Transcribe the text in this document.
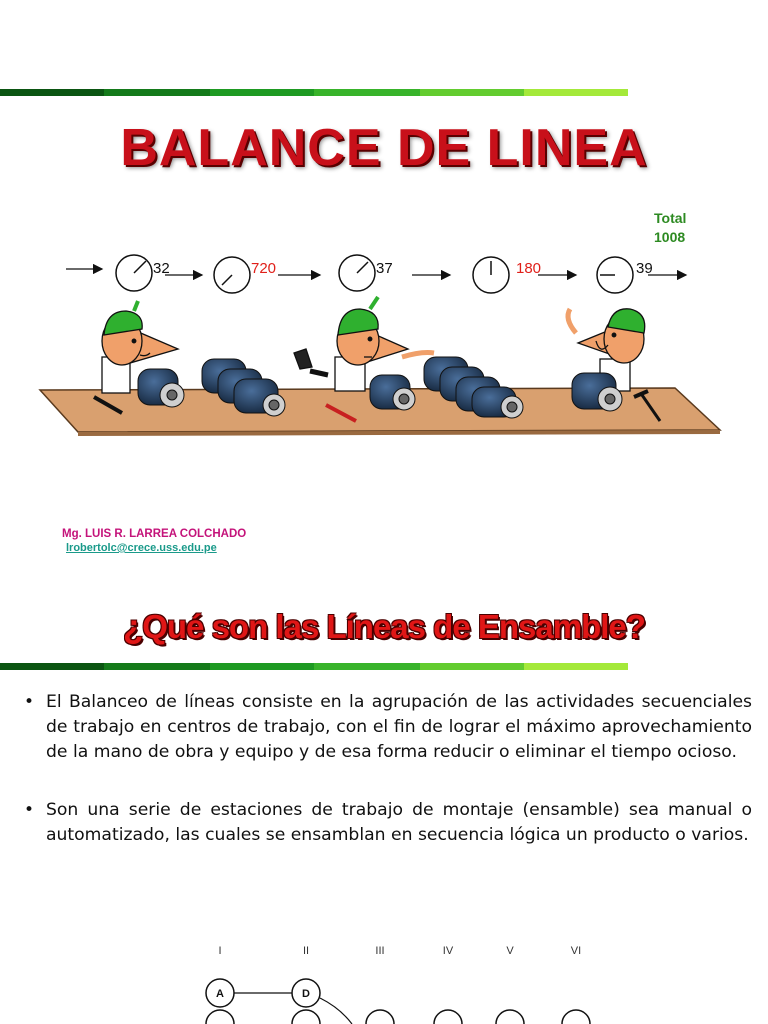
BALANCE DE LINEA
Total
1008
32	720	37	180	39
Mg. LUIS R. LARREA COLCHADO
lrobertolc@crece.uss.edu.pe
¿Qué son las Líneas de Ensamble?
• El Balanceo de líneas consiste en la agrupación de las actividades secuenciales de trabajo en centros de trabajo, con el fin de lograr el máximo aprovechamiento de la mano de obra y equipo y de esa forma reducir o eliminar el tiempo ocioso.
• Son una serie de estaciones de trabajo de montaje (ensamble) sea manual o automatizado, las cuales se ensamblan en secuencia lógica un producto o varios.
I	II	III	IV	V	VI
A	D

^^^^^^^^^^^^^^^^

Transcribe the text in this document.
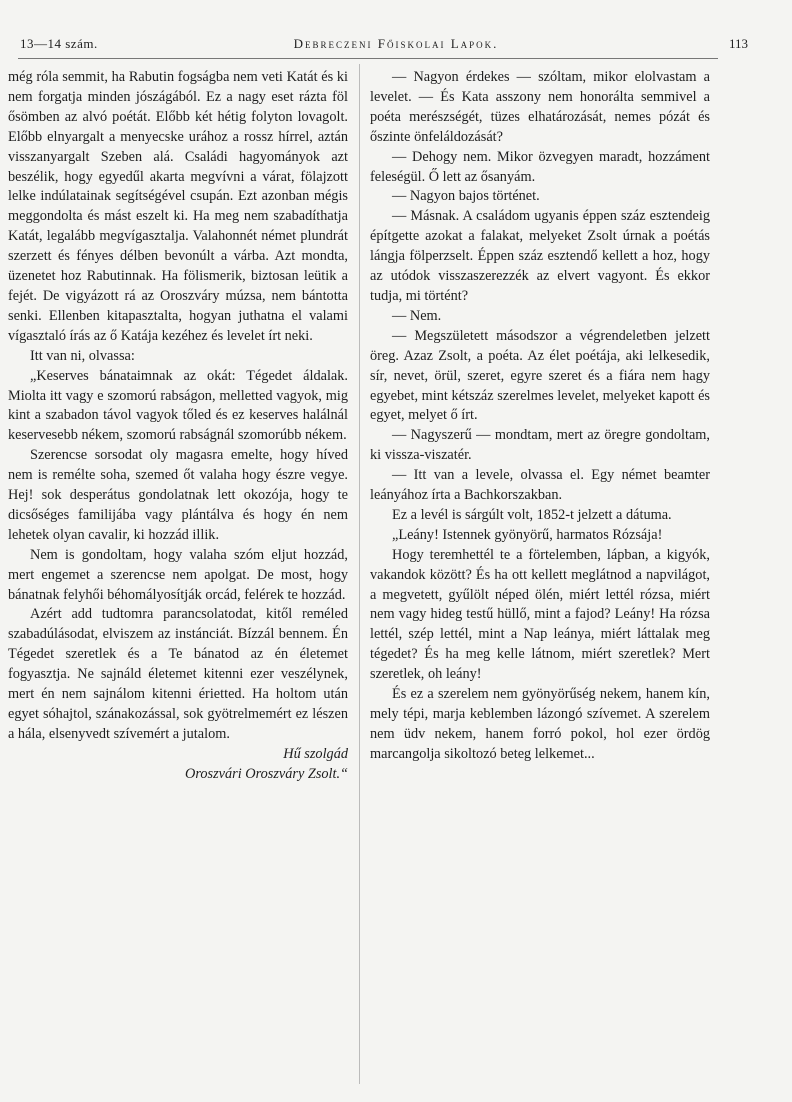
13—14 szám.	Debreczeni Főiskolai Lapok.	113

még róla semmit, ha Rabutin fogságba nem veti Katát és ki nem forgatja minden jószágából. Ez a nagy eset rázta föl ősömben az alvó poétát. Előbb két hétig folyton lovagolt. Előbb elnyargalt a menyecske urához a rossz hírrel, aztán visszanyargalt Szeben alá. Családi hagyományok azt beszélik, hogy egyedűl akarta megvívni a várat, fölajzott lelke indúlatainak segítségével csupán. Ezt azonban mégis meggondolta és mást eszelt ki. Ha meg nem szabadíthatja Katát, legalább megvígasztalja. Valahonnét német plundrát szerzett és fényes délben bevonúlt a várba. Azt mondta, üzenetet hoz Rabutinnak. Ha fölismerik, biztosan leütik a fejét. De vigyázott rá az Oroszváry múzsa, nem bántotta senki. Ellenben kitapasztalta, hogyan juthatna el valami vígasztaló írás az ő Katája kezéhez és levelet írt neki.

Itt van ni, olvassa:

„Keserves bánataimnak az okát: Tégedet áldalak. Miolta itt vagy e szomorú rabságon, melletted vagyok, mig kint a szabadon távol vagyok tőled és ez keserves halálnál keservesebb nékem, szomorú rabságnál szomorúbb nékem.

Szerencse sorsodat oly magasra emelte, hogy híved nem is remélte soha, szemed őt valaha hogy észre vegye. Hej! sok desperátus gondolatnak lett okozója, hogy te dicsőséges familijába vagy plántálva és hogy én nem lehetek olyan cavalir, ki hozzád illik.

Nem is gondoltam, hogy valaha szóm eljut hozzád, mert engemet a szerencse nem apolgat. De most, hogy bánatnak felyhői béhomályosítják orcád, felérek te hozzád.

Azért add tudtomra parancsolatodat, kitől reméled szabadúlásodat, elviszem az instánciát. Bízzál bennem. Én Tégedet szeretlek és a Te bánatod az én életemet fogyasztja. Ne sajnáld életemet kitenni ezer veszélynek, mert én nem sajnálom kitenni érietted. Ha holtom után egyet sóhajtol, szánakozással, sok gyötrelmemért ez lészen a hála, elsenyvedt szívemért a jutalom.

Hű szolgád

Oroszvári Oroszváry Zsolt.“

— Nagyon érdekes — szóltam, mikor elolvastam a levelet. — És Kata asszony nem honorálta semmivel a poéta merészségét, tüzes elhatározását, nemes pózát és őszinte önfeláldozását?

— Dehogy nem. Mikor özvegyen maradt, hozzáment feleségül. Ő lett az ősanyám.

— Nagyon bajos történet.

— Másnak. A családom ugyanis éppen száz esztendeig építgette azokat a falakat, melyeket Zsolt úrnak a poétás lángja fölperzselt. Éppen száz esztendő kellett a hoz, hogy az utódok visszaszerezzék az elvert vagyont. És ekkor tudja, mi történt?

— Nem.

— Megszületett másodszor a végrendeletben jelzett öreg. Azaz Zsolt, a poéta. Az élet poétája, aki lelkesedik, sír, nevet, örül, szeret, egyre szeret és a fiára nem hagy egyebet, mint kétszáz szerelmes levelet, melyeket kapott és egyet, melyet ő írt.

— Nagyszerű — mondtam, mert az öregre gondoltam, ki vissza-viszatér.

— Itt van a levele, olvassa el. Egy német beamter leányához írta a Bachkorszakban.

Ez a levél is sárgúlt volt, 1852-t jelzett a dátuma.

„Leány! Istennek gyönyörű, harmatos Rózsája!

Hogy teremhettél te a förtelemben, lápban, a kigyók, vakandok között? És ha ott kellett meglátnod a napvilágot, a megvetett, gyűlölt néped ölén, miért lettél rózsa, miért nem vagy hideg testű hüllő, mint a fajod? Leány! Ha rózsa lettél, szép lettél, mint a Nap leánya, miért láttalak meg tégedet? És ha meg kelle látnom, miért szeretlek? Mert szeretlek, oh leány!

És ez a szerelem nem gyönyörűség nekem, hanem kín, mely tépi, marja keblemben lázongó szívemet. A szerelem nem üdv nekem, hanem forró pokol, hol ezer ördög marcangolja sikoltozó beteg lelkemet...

^^^^^^^^^^^^^^^^

### WHAT TO DO
Sift through the entries and copy every line with "olvassa".

### ANSWER IN FULL
Itt van ni, olvassa:
— Itt van a levele, olvassa el. Egy német beamter leányához írta a Bachkorszakban.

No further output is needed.